PROMPT A: From the post on books set at Pride below, extract the passage starting at "Zombies! At Pride!" and ending at "a June must-read.".
PROMPT B:
Answer these questions using the post on books set at Pride below:
(i) In which city does the post's writer now live?
(ii) In what town and state is The Z Word set?
(iii) From what period do the writer's earliest Pride memories come?
── PROVIDED TEXT ──
Susie (she/her) is a queer writer originally from Little Rock, now living in Washington, DC. She is the author of QUEERLY BELOVED and the forthcoming LOOKING FOR A SIGN from Dial Press/Random House. You can find her on Instagram @susiedoom.

It’s the most wonderful time of the year: Pride Month! Move over December, because everyone knows June is when the real fun happens. The days are sunny, rainbow flags abound, and the gays are on parade. Some of my most treasured personal memories are set against a backdrop of Pride parades and festivals, so it’s no wonder that I can’t resist a book set around Pride either. Check out these festive fiction books set at Pride celebrations for children and adults.

Some of these books are structured entirely around Pride month festivities, while others only drop into Pride parades of queer protests for brief moments. But these books, much like today’s queer communities, are indelibly changed by opportunities to gather in public spaces to celebrate and advocate for what matters to them. Pride celebrations have long been the site of conflict and disagreement. My earliest Pride memories from the early 2000s come hand-in-hand with memories of homophobic and transphobic protestors shouting on the sidelines. In the year 2024, Pridegoers again find themselves trying to drown out religious and right-wing hate with celebrations of love, joy, and the beautiful diversity of our community.

If you’re planning to attend a Pride festival this year, I hope you feel wrapped in love and support. And whether or not you’re marching in the parade, I hope these books set at Pride give you something new to discover.

Adult Books Set at Pride Celebrations

the z word book cover

The Z Word by Lindsay King-Miller

Zombies! At Pride! To be honest, that’s pretty much all I needed to hear to know I was going to love The Z Word. It’s Pride weekend in San Lazaro, Arizona, and chaotic bisexual Wendy is not in the holiday spirit. She’s exhausted by the corporate takeover of Pride, she just went through a breakup, and even worse, her friend group celebration is being hosted by the lesbian couple that recently invited Wendy’s ex-girlfriend in as a third. But she’s got much bigger problems when folks start acting violent and nonsensical. And when they slake their thirst for human flesh, it starts spreading like rainbow wildfire. With a wonderfully weird found family of zombie fighters, The Z Word is a June must-read.
───
── INFORMATION GIVEN ──
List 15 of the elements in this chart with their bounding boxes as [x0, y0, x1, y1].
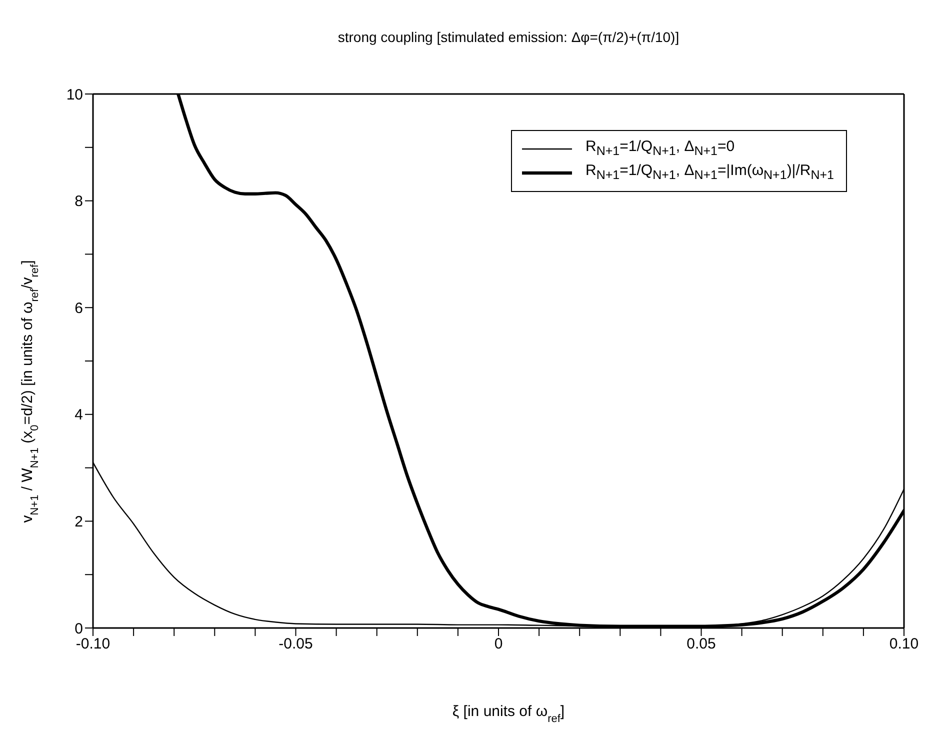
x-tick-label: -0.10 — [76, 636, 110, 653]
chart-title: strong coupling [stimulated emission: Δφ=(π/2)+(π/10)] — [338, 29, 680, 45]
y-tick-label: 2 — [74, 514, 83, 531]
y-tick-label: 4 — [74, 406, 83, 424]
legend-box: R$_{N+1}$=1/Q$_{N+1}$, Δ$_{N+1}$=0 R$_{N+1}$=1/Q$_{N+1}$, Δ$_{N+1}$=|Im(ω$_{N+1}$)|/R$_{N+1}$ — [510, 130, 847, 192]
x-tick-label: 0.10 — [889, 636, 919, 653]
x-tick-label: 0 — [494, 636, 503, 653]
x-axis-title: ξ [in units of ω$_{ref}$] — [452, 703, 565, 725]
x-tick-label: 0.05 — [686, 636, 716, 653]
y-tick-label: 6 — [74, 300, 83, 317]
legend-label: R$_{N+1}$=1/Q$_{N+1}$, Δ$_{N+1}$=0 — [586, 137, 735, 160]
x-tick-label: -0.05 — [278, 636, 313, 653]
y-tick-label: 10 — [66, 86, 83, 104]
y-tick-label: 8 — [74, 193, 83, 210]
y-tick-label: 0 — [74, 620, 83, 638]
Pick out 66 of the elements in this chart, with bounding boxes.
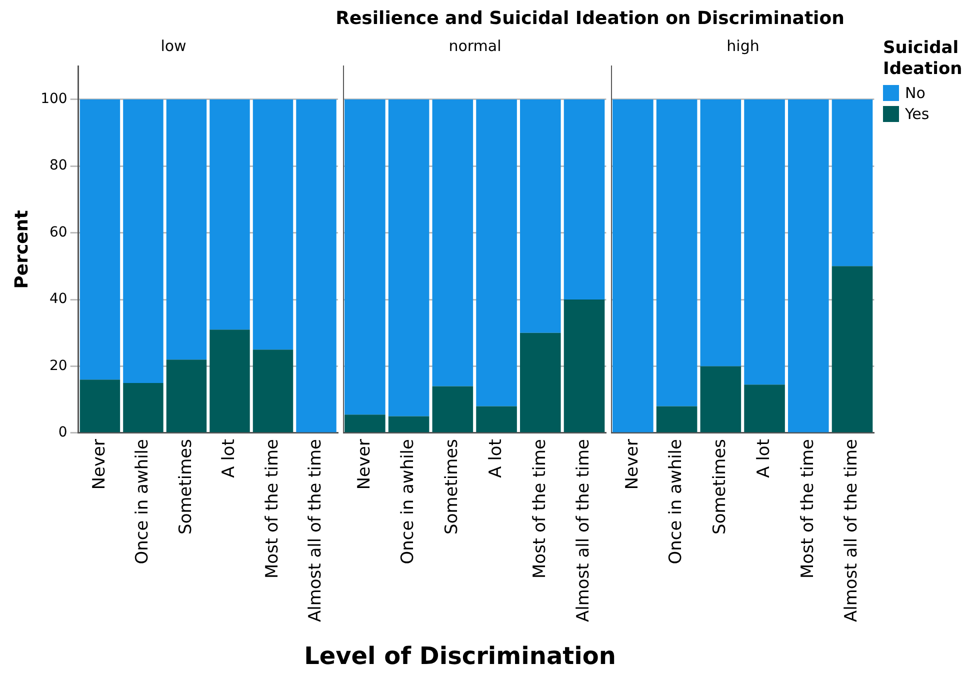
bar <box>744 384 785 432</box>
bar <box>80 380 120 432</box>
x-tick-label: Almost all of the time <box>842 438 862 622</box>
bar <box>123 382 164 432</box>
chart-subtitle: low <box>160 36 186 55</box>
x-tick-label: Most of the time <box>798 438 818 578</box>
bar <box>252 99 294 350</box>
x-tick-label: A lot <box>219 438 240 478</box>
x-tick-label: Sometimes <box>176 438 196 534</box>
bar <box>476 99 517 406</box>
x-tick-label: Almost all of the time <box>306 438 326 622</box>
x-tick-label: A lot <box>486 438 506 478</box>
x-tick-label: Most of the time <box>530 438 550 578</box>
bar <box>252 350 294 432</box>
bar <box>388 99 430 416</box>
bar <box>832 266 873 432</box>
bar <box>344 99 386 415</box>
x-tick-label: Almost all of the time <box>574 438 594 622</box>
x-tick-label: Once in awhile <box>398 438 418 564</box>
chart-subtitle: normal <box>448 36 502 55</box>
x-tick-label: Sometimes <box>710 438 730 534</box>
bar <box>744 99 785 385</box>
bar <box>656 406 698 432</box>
───
ANSWER A:
Zombies! At Pride! To be honest, that’s pretty much all I needed to hear to know I was going to love The Z Word. It’s Pride weekend in San Lazaro, Arizona, and chaotic bisexual Wendy is not in the holiday spirit. She’s exhausted by the corporate takeover of Pride, she just went through a breakup, and even worse, her friend group celebration is being hosted by the lesbian couple that recently invited Wendy’s ex-girlfriend in as a third. But she’s got much bigger problems when folks start acting violent and nonsensical. And when they slake their thirst for human flesh, it starts spreading like rainbow wildfire. With a wonderfully weird found family of zombie fighters, The Z Word is a June must-read.

ANSWER B:
(i) Washington, DC
(ii) San Lazaro, Arizona
(iii) The early 2000s